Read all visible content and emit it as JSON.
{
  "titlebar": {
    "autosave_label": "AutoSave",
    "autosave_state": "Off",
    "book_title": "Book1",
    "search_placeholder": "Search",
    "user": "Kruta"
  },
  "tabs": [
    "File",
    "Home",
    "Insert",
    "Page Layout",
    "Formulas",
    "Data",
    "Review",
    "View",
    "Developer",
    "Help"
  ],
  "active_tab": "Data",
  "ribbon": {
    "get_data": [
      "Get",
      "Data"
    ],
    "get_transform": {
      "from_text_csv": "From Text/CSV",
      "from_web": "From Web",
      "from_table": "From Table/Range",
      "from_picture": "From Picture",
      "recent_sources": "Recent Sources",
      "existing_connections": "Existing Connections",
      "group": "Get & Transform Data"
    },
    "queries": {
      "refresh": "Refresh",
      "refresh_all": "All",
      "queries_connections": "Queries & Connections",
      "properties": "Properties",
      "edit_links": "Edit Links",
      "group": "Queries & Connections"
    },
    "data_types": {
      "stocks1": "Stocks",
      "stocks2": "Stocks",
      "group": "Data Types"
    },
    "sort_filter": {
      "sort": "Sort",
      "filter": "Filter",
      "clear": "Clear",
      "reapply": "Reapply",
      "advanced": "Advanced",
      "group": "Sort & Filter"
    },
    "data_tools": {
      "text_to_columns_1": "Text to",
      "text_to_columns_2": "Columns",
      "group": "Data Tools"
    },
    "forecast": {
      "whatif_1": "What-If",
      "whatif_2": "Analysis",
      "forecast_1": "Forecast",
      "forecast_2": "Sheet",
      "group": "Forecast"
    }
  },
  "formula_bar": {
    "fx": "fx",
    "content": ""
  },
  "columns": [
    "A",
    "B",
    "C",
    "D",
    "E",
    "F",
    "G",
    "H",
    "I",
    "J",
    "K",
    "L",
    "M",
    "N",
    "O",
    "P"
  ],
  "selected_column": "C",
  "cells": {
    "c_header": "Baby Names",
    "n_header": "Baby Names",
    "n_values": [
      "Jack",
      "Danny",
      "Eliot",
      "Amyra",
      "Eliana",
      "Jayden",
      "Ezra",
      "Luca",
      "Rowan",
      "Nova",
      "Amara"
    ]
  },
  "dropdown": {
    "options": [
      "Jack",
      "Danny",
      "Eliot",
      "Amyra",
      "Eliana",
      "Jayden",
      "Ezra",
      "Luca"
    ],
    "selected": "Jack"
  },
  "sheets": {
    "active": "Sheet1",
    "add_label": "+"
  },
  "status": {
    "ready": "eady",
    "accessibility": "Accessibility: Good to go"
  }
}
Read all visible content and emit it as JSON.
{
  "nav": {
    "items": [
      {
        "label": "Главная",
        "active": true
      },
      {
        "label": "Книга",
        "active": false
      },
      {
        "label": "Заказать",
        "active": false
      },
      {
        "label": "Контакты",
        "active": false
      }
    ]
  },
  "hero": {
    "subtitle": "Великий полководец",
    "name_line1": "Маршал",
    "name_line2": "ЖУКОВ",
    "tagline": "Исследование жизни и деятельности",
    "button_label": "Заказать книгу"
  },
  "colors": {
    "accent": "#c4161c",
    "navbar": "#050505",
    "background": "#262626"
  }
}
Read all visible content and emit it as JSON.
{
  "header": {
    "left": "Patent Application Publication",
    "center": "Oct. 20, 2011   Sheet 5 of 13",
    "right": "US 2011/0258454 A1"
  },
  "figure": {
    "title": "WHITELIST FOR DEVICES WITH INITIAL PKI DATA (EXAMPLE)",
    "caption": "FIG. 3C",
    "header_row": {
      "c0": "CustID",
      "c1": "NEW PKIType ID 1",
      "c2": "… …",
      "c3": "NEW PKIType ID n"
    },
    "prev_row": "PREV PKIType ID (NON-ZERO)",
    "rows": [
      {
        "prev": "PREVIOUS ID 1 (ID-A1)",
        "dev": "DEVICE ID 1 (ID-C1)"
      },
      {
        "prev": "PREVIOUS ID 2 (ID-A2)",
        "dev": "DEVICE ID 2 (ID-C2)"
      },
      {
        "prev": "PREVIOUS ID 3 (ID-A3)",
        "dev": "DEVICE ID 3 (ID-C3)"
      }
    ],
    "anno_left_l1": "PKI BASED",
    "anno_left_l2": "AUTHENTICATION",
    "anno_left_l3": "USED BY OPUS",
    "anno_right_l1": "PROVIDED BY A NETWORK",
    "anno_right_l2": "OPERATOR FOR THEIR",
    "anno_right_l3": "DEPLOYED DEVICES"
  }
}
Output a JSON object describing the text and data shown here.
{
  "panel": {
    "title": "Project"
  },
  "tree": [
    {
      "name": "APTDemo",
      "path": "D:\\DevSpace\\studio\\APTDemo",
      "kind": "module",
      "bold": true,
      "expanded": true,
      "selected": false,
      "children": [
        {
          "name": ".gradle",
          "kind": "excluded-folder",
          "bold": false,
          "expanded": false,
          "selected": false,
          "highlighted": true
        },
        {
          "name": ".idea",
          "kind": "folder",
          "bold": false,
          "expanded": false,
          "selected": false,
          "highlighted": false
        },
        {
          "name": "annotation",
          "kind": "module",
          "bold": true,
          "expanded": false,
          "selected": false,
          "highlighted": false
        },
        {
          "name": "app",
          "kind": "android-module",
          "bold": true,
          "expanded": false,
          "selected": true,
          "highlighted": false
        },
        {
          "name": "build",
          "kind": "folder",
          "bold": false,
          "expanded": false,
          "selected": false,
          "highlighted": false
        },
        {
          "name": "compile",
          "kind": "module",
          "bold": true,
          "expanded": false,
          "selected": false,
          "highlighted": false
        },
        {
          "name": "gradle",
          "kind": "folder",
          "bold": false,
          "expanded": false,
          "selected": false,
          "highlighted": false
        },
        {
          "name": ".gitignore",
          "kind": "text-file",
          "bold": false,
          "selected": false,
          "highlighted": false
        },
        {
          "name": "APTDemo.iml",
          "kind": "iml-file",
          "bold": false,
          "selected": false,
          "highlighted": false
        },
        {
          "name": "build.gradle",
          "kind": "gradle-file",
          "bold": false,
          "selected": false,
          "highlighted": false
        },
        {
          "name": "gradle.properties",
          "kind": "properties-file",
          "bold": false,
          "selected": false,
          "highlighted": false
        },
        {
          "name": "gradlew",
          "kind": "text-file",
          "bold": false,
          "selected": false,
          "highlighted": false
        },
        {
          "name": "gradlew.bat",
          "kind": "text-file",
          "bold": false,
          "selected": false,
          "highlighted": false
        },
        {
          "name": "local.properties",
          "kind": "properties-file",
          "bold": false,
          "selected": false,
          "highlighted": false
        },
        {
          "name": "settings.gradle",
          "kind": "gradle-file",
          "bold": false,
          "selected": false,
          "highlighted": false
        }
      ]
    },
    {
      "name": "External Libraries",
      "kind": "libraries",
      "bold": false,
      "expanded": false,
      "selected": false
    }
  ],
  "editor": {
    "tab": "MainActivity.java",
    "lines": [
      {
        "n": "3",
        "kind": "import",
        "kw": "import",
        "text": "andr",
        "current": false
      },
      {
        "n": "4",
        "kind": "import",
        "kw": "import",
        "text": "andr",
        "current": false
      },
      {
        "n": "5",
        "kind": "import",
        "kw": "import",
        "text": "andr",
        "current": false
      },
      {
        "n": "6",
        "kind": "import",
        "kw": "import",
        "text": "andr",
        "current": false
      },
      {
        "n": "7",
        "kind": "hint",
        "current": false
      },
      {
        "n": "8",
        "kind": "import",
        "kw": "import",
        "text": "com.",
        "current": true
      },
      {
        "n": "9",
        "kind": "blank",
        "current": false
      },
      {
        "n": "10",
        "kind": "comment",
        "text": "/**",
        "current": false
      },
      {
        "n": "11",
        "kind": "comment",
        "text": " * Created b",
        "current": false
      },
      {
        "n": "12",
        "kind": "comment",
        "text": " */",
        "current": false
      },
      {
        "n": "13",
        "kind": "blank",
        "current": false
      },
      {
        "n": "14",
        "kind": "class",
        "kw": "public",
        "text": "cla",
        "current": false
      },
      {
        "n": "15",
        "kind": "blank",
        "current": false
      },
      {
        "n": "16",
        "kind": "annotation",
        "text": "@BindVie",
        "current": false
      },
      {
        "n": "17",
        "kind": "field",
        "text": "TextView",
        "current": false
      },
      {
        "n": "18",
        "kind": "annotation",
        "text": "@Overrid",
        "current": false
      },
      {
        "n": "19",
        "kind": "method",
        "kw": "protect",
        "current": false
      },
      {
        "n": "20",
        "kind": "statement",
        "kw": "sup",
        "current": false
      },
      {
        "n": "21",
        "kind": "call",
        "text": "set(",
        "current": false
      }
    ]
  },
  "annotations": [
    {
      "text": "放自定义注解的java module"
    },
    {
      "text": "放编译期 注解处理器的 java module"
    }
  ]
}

Task objective: From the data above, copy each line where the string "DEVICES" appears.

Written response:
    "title": "WHITELIST FOR DEVICES WITH INITIAL PKI DATA (EXAMPLE)",
    "anno_right_l3": "DEPLOYED DEVICES"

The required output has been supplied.